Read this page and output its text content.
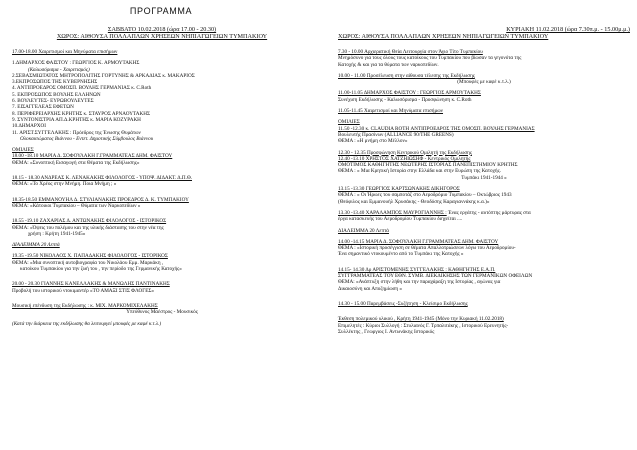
ΠΡΟΓΡΑΜΜΑ
ΣΑΒΒΑΤΟ 10.02.2018 (ώρα 17.00 - 20.30)
ΧΩΡΟΣ: ΑΙΘΟΥΣΑ ΠΟΛΛΑΠΛΩΝ ΧΡΗΣΕΩΝ ΝΗΠΙΑΓΩΓΕΙΩΝ ΤΥΜΠΑΚΙΟΥ
17.00-18.00 Χαιρετισμοί και Μηνύματα επισήμων
1.ΔΗΜΑΡΧΟΣ ΦΑΙΣΤΟΥ : ΓΕΩΡΓΙΟΣ Κ. ΑΡΜΟΥΤΑΚΗΣ
(Καλωσόρισμα - Χαιρετισμός)
2.ΣΕΒΑΣΜΙΩΤΑΤΟΣ ΜΗΤΡΟΠΟΛΙΤΗΣ ΓΟΡΤΥΝΗΣ & ΑΡΚΑΔΙΑΣ κ. ΜΑΚΑΡΙΟΣ
3.ΕΚΠΡΟΣΩΠΟΣ ΤΗΣ ΚΥΒΕΡΝΗΣΗΣ
4. ΑΝΤΙΠΡΟΕΔΡΟΣ ΟΜΟΣΠ. ΒΟΥΛΗΣ ΓΕΡΜΑΝΙΑΣ κ. C.Roth
5. ΕΚΠΡΟΣΩΠΟΣ ΒΟΥΛΗΣ ΕΛΛΗΝΩΝ
6. ΒΟΥΛΕΥΤΕΣ- ΕΥΡΩΒΟΥΛΕΥΤΕΣ
7. ΕΙΣΑΓΓΕΛΕΑΣ ΕΦΕΤΩΝ
8. ΠΕΡΙΦΕΡΕΙΑΡΧΗΣ ΚΡΗΤΗΣ κ. ΣΤΑΥΡΟΣ ΑΡΝΑΟΥΤΑΚΗΣ
9. ΣΥΝΤΟΝΙΣΤΡΙΑ ΑΠ.Δ.ΚΡΗΤΗΣ κ. ΜΑΡΙΑ ΚΟΖΥΡΑΚΗ
10.ΔΗΜΑΡΧΟΙ
11. ΑΡΙΣΤ.ΣΥΓΓΕΛΑΚΗΣ : Πρόεδρος της Ένωσης Θυμάτων
Ολοκαυτώματος Βιάννου - Εντετ. Δημοτικής Σύμβουλος Βιάννου
ΟΜΙΛΙΕΣ
18.00 -18.10 ΜΑΡΙΑ Δ. ΣΟΦΟΥΛΑΚΗ Γ.ΓΡΑΜΜΑΤΕΑΣ ΔΗΜ. ΦΑΙΣΤΟΥ
ΘΕΜΑ: «Συνοπτική Εισαγωγή στα Θέματα της Εκδήλωσης»
18.15 - 18.30 ΑΝΔΡΕΑΣ Κ. ΛΕΝΑΚΑΚΗΣ ΦΙΛΟΛΟΓΟΣ - ΥΠΟΨ. ΔΙΔΑΚΤ. Δ.Π.Θ.
ΘΕΜΑ: «Το Χρέος στην Μνήμη. Ποια Μνήμη ; »
18.35-18.50 ΕΜΜΑΝΟΥΗΛ Δ. ΣΤΥΛΙΑΝΑΚΗΣ ΠΡΟΕΔΡΟΣ Δ. Κ. ΤΥΜΠΑΚΙΟΥ
ΘΕΜΑ: «Κάτοικοι Τυμπακίου – Θύματα των Ναρκοπεδίων »
18.55 -19.10 ΖΑΧΑΡΙΑΣ Δ. ΑΝΤΩΝΑΚΗΣ ΦΙΛΟΛΟΓΟΣ - ΙΣΤΟΡΙΚΟΣ
ΘΕΜΑ: «Όψεις του πολέμου και της υλικής διάστασης του στην νέα της
χρήση : Κρήτη 1941-1945»
ΔΙΑΛΕΙΜΜΑ 20 Λεπτά
19.35 -19.50 ΝΙΚΟΛΑΟΣ Χ. ΠΑΠΑΔΑΚΗΣ ΦΙΛΟΛΟΓΟΣ - ΙΣΤΟΡΙΚΟΣ
ΘΕΜΑ: «Μια συνοπτική αυτοβιογραφία του Νικολάου Εμμ. Μαρκάκη ,
κατοίκου Τυμπακίου για την ζωή του , την περίοδο της Γερμανικής Κατοχής»
20.00 - 20.30 ΓΙΑΝΝΗΣ ΚΑΝΕΛΛΑΚΗΣ & ΜΑΝΩΛΗΣ ΠΑΝΤΙΝΑΚΗΣ
Προβολή του ιστορικού ντοκιμαντέρ «ΤΟ ΑΜΑΞΙ ΣΤΙΣ ΦΛΟΓΕΣ»
Μουσική επένδυση της Εκδήλωσης : κ. ΜΙΧ. ΜΑΡΚΟΜΙΧΕΛΑΚΗΣ
Υπεύθυνος Μαέστρος - Μουσικός
(Κατά την διάρκεια της εκδήλωσης θα λειτουργεί μπουφές με καφέ κ.τ.λ.)
ΚΥΡΙΑΚΗ 11.02.2018 (ώρα 7.30π.μ. - 15.00μ.μ.)
ΧΩΡΟΣ: ΑΙΘΟΥΣΑ ΠΟΛΛΑΠΛΩΝ ΧΡΗΣΕΩΝ ΝΗΠΙΑΓΩΓΕΙΩΝ ΤΥΜΠΑΚΙΟΥ
7.30 - 10.00 Αρχιερατική Θεία Λειτουργία στον Άγιο Τίτο Τυμπακίου
Μνημόσυνο για τους όλους τους κατοίκους του Τυμπακίου που βίωσαν τα γεγονότα της
Κατοχής & και για τα θύματα των ναρκοπεδίων.
10.00 - 11.00 Προσέλευση στην αίθουσα τέλεσης της Εκδήλωσης
(Μπουφές με καφέ κ.τ.λ.)
11.00-11.05 ΔΗΜΑΡΧΟΣ ΦΑΙΣΤΟΥ : ΓΕΩΡΓΙΟΣ ΑΡΜΟΥΤΑΚΗΣ
Συνέχιση Εκδήλωσης - Καλωσόρισμα - Προσφώνηση κ. C.Roth
11.05-11.45 Χαιρετισμοί και Μηνύματα επισήμων
ΟΜΙΛΙΕΣ
11.50 -12.30 κ. CLAUDIA ROTH ΑΝΤΙΠΡΟΕΔΡΟΣ ΤΗΣ ΟΜΟΣΠ. ΒΟΥΛΗΣ ΓΕΡΜΑΝΙΑΣ
Βουλευτής Πρασίνων (ALLIANCE 90/THE GREENS)
ΘΕΜΑ : «Η μνήμη στο Μέλλον»
12.30 - 12.35 Προσφώνηση Κεντρικού Ομιλητή της Εκδήλωσης
12.40 -13.10 ΧΡΗΣΤΟΣ ΧΑΤΖΗΙΩΣΗΦ - Κεντρικός Ομιλητής
ΟΜΟΤΙΜΟΣ ΚΑΘΗΓΗΤΗΣ ΝΕΩΤΕΡΗΣ ΙΣΤΟΡΙΑΣ ΠΑΝΕΠΙΣΤΗΜΙΟΥ ΚΡΗΤΗΣ
ΘΕΜΑ : « Μια Κρητική Ιστορία στην Ελλάδα και στην Ευρώπη της Κατοχής.
Τυμπάκι 1941-1944 »
13.15 -13.30 ΓΕΩΡΓΙΟΣ ΚΑΡΤΣΩΝΑΚΗΣ ΔΙΚΗΓΟΡΟΣ
ΘΕΜΑ : « Οι Ήρωες του σαμποτάζ στο Αεροδρόμιο Τυμπακίου – Οκτώβριος 1943
(Θεόφιλος και Εμμανουήλ Χρυσάκης - Θεοδόσης Καραγιαννάκης κ.α.)»
13.30 -13.40 ΧΑΡΑΛΑΜΠΟΣ ΜΑΥΡΟΓΙΑΝΝΗΣ : Ένας εργάτης - αυτόπτης μάρτυρας στα
έργα κατασκευής του Αεροδρομίου Τυμπακίου διηγείται ....
ΔΙΑΛΕΙΜΜΑ 20 Λεπτά
14.00 -14.15 ΜΑΡΙΑ Δ. ΣΟΦΟΥΛΑΚΗ Γ.ΓΡΑΜΜΑΤΕΑΣ ΔΗΜ. ΦΑΙΣΤΟΥ
ΘΕΜΑ : «Ιστορική προσέγγιση σε θέματα Απαλλοτριώσεων λόγω του Αεροδρομίου-
Ένα σημαντικό ντοκουμέντο από το Τυμπάκι της Κατοχής »
14.15- 14.30 Δρ ΑΡΙΣΤΟΜΕΝΗΣ ΣΥΓΓΕΛΑΚΗΣ : ΚΑΘΗΓΗΤΗΣ Ε.Α.Π.
ΣΥΓΓΡΑΜΜΑΤΕΑΣ ΤΟΥ ΕΘΝ. ΣΥΜΒ. ΔΙΕΚΔΙΚΗΣΗΣ ΤΩΝ ΓΕΡΜΑΝΙΚΩΝ ΟΦΕΙΛΩΝ
ΘΕΜΑ: «Ανάπτυξη στην λήθη και την παραχάραξη της Ιστορίας , αγώνας για
Δικαιοσύνη και Αποζημίωση »
14.30 - 15.00 Παρεμβάσεις -Συζήτηση - Κλείσιμο Εκδήλωσης
Έκθεση πολεμικού υλικού , Κρήτη 1941-1945 (Μόνο την Κυριακή 11.02.2018)
Επιμελητές : Κύριοι Συλλογή : Στυλιανός Γ. Τρπαλιτάκης , Ιστορικού Ερευνητής-
Συλλέκτης , Γεωργιος Ι. Αντωνάκης Ιστορικός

------------------------------

GIVEN PROBLEM
Go through the records above, find every line with the word "ΦΙΛΟΛΟΓΟΣ", and list those lines.

THE SOLUTION
18.15 - 18.30 ΑΝΔΡΕΑΣ Κ. ΛΕΝΑΚΑΚΗΣ ΦΙΛΟΛΟΓΟΣ - ΥΠΟΨ. ΔΙΔΑΚΤ. Δ.Π.Θ.
18.55 -19.10 ΖΑΧΑΡΙΑΣ Δ. ΑΝΤΩΝΑΚΗΣ ΦΙΛΟΛΟΓΟΣ - ΙΣΤΟΡΙΚΟΣ
19.35 -19.50 ΝΙΚΟΛΑΟΣ Χ. ΠΑΠΑΔΑΚΗΣ ΦΙΛΟΛΟΓΟΣ - ΙΣΤΟΡΙΚΟΣ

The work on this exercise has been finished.